**WHAT IS EXPECTED**
Collect all lines below with the string "ylabel".

Collected data:
-- start --
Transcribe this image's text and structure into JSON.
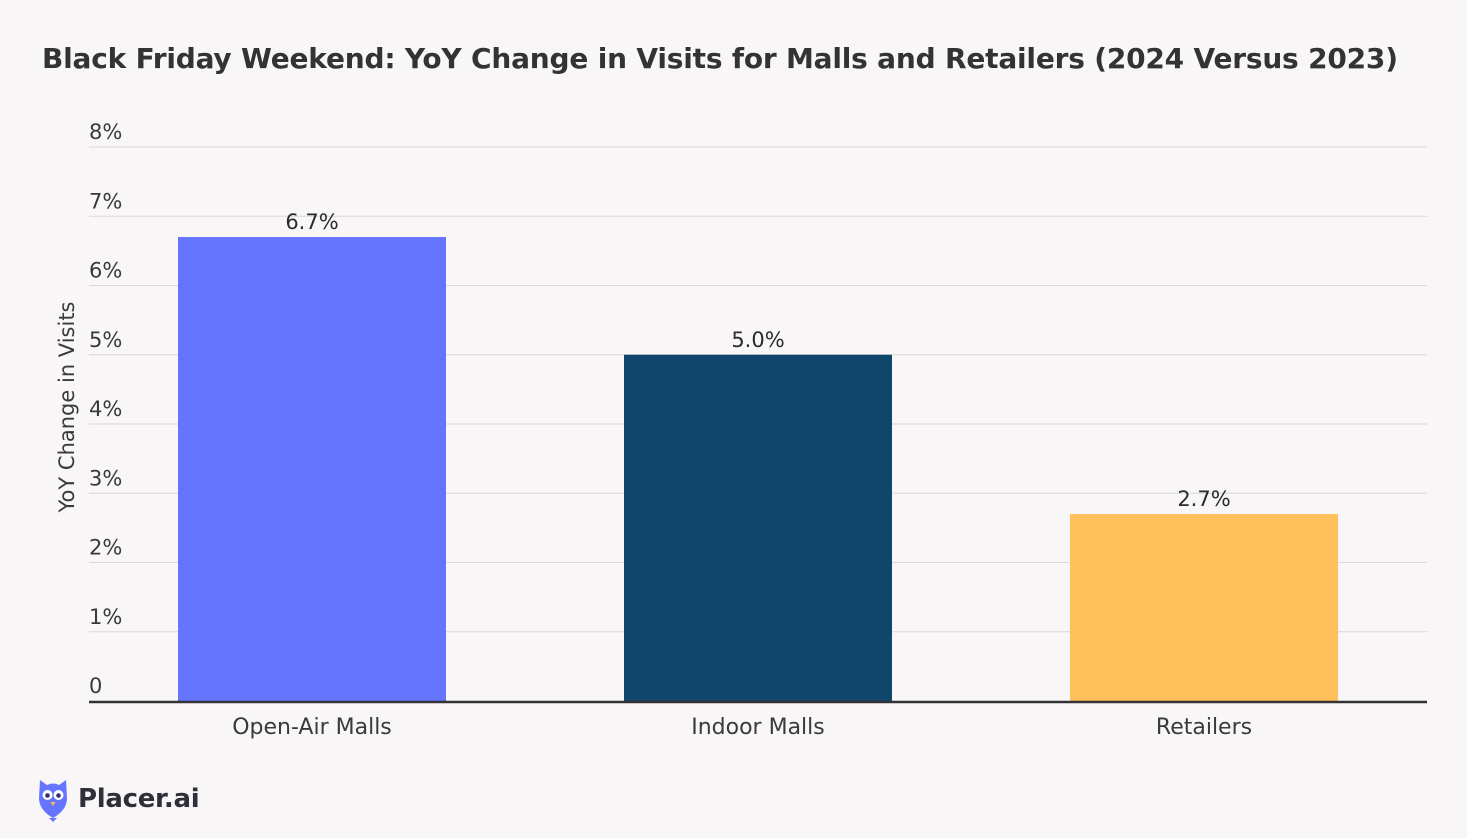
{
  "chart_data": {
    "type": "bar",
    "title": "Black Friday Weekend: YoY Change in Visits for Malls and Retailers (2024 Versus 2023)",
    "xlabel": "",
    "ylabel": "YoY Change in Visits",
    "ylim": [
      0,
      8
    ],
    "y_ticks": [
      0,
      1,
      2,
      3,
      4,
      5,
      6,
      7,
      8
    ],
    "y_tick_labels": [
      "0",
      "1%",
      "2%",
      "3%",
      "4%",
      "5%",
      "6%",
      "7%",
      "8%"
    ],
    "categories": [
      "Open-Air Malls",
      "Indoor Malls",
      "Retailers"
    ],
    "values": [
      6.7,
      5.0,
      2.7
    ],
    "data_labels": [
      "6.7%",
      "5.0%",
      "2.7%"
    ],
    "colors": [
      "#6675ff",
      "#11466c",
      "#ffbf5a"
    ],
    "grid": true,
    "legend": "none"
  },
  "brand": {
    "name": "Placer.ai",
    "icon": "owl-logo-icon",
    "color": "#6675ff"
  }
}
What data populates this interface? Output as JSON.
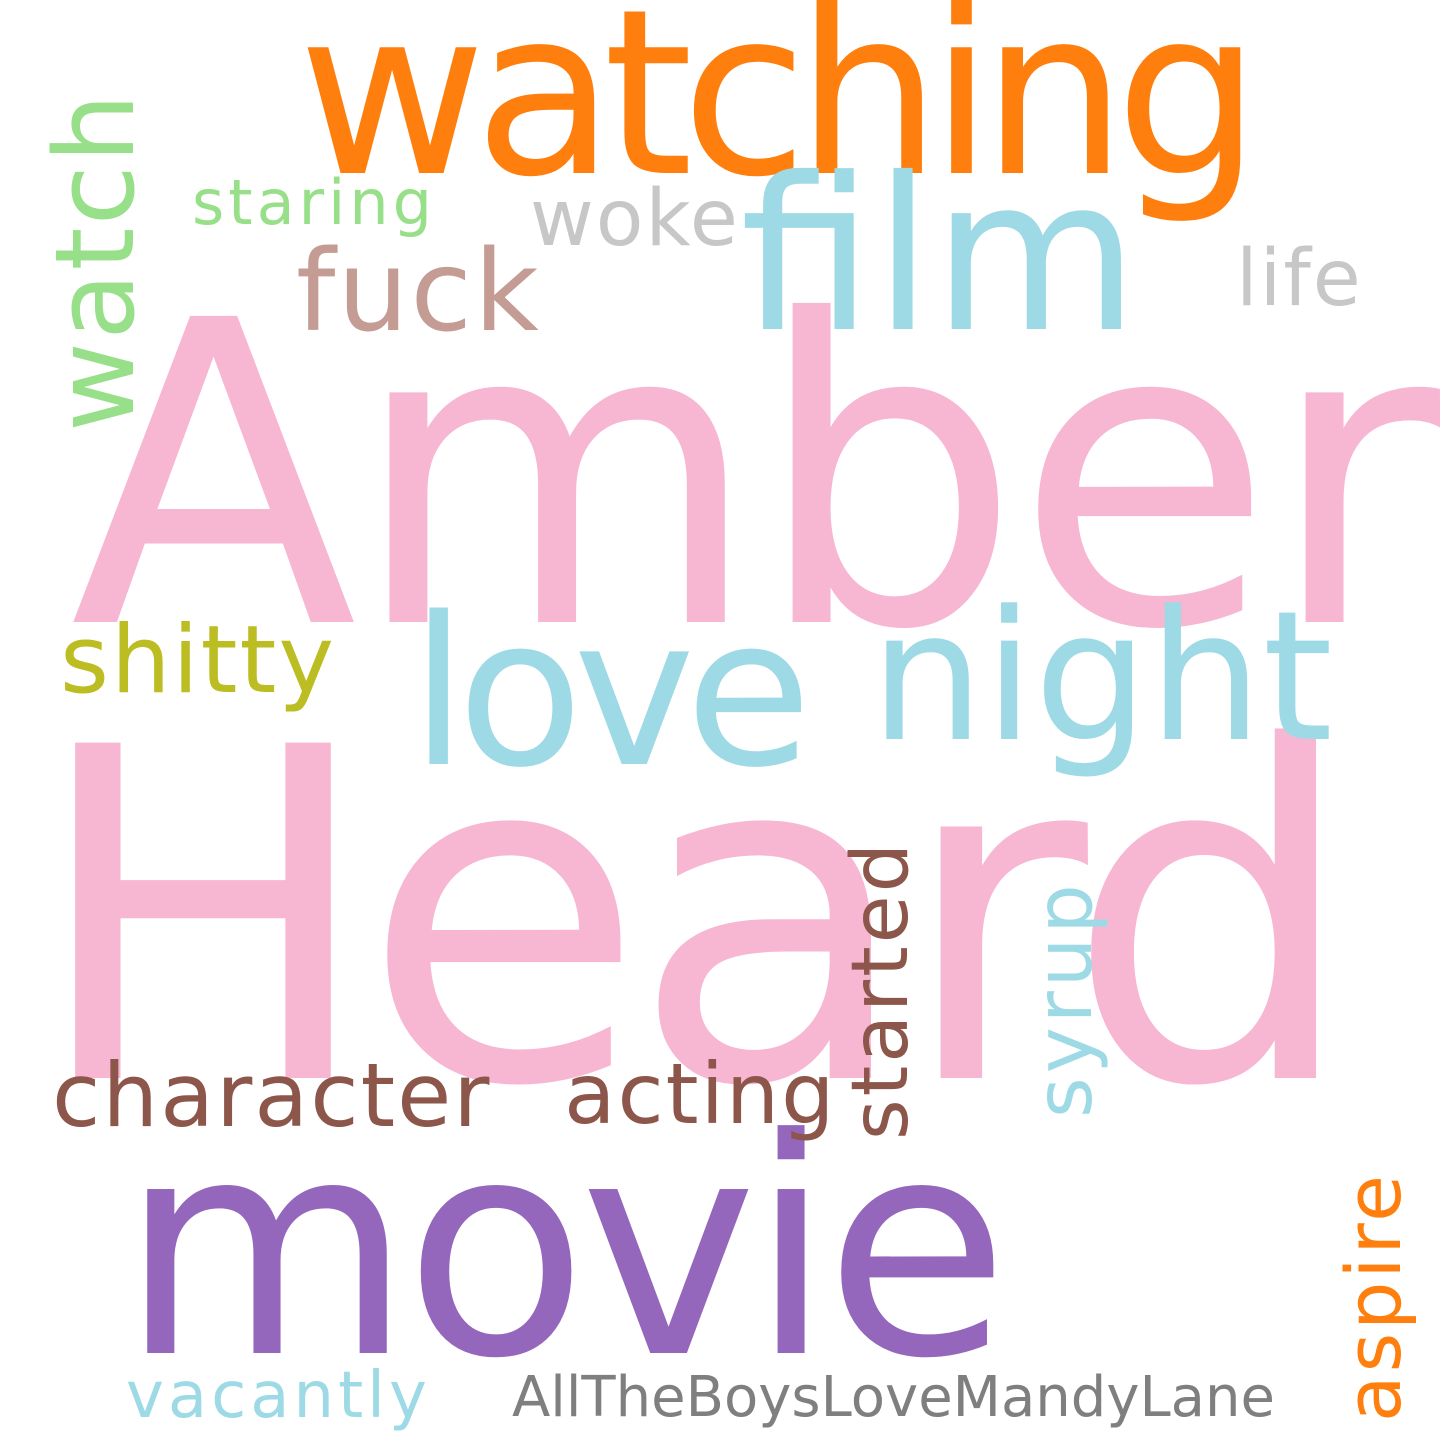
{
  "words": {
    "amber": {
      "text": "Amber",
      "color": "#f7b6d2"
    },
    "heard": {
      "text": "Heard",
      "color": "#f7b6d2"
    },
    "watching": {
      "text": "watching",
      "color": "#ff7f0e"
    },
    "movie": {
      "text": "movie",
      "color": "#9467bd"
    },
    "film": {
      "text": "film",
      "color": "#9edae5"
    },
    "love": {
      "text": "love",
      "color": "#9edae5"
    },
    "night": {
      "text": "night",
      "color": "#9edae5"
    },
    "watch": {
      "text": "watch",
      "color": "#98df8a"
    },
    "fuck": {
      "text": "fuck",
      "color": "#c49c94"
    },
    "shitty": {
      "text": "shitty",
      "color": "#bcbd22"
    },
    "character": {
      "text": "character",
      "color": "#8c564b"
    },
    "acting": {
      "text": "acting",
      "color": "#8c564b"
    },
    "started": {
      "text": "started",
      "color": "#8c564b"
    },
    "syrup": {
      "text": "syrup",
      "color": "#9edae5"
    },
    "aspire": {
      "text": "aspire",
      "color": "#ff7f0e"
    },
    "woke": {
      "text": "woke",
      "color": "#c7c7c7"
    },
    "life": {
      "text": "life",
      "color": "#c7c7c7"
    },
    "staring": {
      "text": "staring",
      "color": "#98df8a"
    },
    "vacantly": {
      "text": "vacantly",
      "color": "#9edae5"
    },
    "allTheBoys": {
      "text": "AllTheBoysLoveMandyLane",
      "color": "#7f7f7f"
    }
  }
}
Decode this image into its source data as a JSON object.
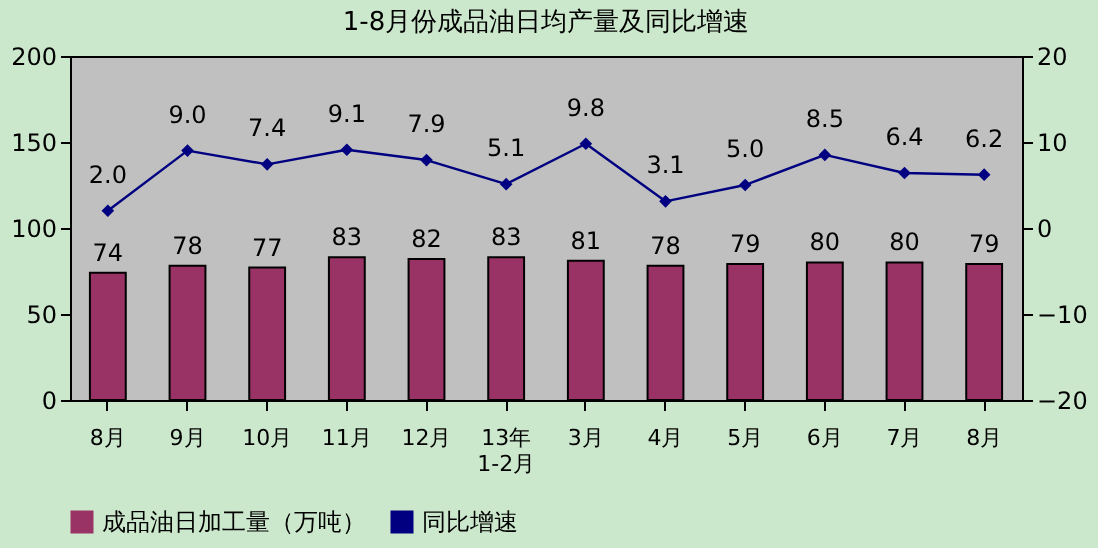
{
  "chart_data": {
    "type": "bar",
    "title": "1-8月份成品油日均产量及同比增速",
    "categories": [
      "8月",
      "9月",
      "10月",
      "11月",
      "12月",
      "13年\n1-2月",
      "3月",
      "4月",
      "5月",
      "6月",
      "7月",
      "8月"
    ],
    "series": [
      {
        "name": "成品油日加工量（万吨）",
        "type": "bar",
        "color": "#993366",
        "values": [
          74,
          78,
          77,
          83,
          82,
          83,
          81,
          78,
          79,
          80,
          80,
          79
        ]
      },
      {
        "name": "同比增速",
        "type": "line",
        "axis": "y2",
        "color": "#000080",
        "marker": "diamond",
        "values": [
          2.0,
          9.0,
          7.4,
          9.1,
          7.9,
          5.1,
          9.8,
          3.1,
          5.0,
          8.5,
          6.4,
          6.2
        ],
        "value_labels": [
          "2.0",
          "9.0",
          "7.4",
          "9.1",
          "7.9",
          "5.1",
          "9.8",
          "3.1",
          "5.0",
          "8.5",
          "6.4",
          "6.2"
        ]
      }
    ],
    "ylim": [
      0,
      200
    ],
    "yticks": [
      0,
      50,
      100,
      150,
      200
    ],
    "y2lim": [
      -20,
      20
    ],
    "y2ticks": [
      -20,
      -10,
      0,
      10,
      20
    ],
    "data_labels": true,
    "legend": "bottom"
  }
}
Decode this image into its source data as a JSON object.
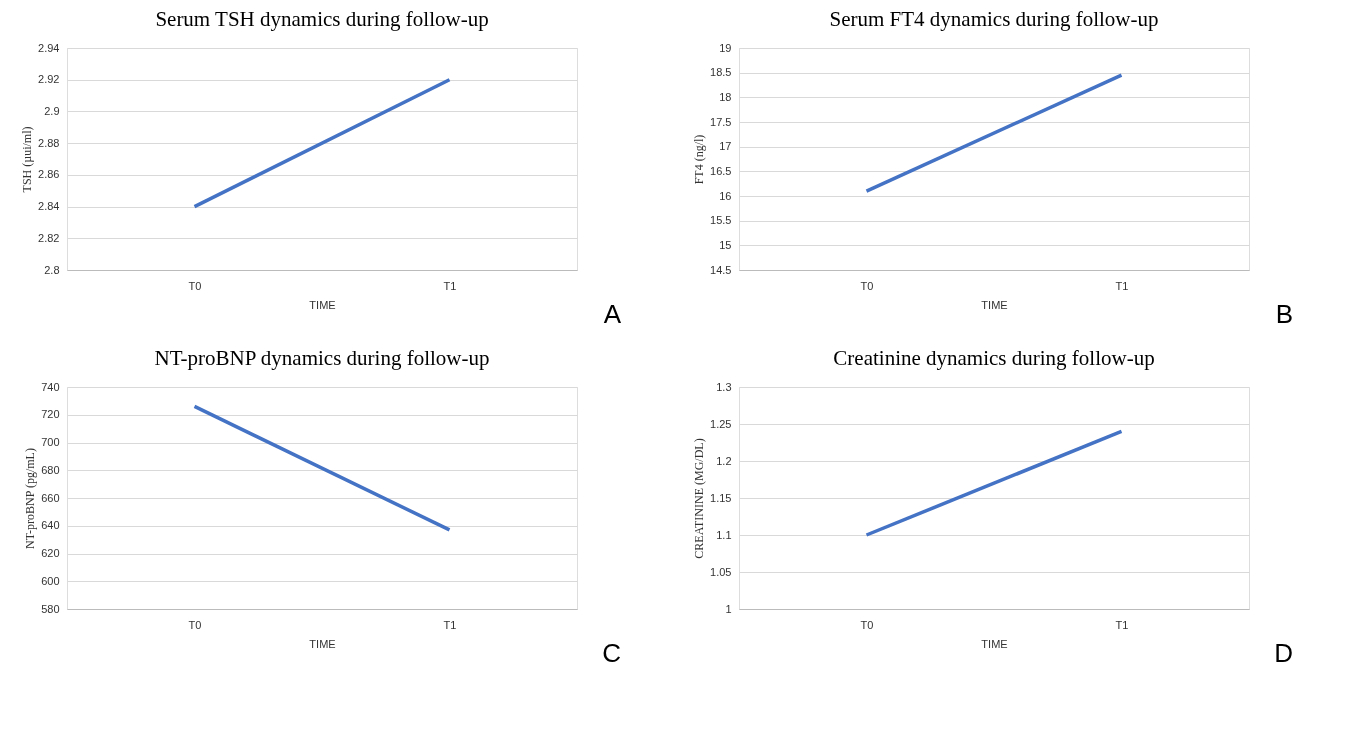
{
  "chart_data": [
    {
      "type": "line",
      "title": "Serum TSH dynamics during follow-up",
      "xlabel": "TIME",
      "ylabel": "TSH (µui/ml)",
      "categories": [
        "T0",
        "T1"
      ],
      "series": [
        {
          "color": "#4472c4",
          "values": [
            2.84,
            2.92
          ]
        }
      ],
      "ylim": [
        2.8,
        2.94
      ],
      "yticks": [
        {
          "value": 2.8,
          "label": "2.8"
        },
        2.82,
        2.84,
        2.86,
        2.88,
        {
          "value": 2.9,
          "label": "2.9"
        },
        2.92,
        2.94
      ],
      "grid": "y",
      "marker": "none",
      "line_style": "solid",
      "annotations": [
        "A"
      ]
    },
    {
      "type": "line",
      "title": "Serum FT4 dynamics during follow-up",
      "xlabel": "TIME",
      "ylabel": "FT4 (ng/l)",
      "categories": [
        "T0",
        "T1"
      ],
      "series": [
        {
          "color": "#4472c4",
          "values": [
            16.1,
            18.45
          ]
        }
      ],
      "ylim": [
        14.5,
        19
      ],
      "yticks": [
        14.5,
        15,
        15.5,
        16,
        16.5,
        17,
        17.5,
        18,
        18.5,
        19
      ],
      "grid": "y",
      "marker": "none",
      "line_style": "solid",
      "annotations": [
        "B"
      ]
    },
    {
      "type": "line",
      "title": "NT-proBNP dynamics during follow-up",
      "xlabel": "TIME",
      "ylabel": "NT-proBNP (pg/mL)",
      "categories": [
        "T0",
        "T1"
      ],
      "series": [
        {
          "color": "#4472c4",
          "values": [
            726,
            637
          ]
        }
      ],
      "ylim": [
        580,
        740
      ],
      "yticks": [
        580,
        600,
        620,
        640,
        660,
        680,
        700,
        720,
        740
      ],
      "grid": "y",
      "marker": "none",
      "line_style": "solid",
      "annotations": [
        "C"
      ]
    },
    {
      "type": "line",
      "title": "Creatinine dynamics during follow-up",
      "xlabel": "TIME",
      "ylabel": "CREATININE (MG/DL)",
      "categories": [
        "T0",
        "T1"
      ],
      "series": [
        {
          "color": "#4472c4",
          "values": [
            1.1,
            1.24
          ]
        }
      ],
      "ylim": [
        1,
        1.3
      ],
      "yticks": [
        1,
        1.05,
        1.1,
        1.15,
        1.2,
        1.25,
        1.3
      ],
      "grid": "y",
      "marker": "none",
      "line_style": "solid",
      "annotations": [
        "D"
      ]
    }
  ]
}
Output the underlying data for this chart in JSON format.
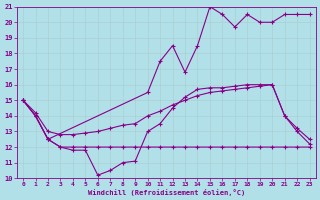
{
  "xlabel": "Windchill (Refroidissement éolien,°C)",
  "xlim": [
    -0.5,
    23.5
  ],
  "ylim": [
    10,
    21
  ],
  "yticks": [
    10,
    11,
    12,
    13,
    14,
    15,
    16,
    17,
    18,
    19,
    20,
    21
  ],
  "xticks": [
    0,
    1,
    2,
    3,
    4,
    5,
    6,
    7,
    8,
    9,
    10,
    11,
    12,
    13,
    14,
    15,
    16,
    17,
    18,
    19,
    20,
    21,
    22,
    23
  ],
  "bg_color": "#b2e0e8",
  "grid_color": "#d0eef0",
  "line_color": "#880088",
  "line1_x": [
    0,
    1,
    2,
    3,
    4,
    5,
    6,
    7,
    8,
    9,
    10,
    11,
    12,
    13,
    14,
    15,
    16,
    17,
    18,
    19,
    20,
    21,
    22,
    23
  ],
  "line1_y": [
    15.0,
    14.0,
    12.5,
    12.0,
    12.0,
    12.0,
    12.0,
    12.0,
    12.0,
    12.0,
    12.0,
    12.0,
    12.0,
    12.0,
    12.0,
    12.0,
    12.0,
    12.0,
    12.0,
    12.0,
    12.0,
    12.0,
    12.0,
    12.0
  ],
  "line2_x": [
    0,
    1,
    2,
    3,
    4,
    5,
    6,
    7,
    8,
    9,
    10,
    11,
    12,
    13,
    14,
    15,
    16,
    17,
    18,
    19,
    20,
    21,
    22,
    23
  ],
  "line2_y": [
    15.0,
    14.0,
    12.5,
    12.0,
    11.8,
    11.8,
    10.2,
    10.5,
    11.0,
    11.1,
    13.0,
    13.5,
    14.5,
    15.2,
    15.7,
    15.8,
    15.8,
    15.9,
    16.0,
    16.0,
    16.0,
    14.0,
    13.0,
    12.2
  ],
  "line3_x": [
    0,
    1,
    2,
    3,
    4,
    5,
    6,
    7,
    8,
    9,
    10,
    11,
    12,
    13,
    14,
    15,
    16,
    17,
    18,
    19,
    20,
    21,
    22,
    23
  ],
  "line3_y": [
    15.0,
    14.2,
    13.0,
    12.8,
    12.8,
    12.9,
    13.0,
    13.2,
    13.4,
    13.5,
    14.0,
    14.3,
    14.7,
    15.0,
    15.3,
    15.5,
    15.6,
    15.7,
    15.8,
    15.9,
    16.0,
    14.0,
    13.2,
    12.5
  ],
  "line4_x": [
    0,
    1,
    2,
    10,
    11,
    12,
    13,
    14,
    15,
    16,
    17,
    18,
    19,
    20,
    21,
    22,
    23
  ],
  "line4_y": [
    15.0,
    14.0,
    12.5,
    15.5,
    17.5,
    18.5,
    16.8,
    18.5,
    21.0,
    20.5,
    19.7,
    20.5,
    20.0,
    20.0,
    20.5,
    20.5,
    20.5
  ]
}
-- end --
**FINAL RESULT**
    "ylabel": "YoY Change in Visits",
      "ylabel": "TSH (µui/ml)",
      "ylabel": "FT4 (ng/l)",
      "ylabel": "NT-proBNP (pg/mL)",
      "ylabel": "CREATININE (MG/DL)",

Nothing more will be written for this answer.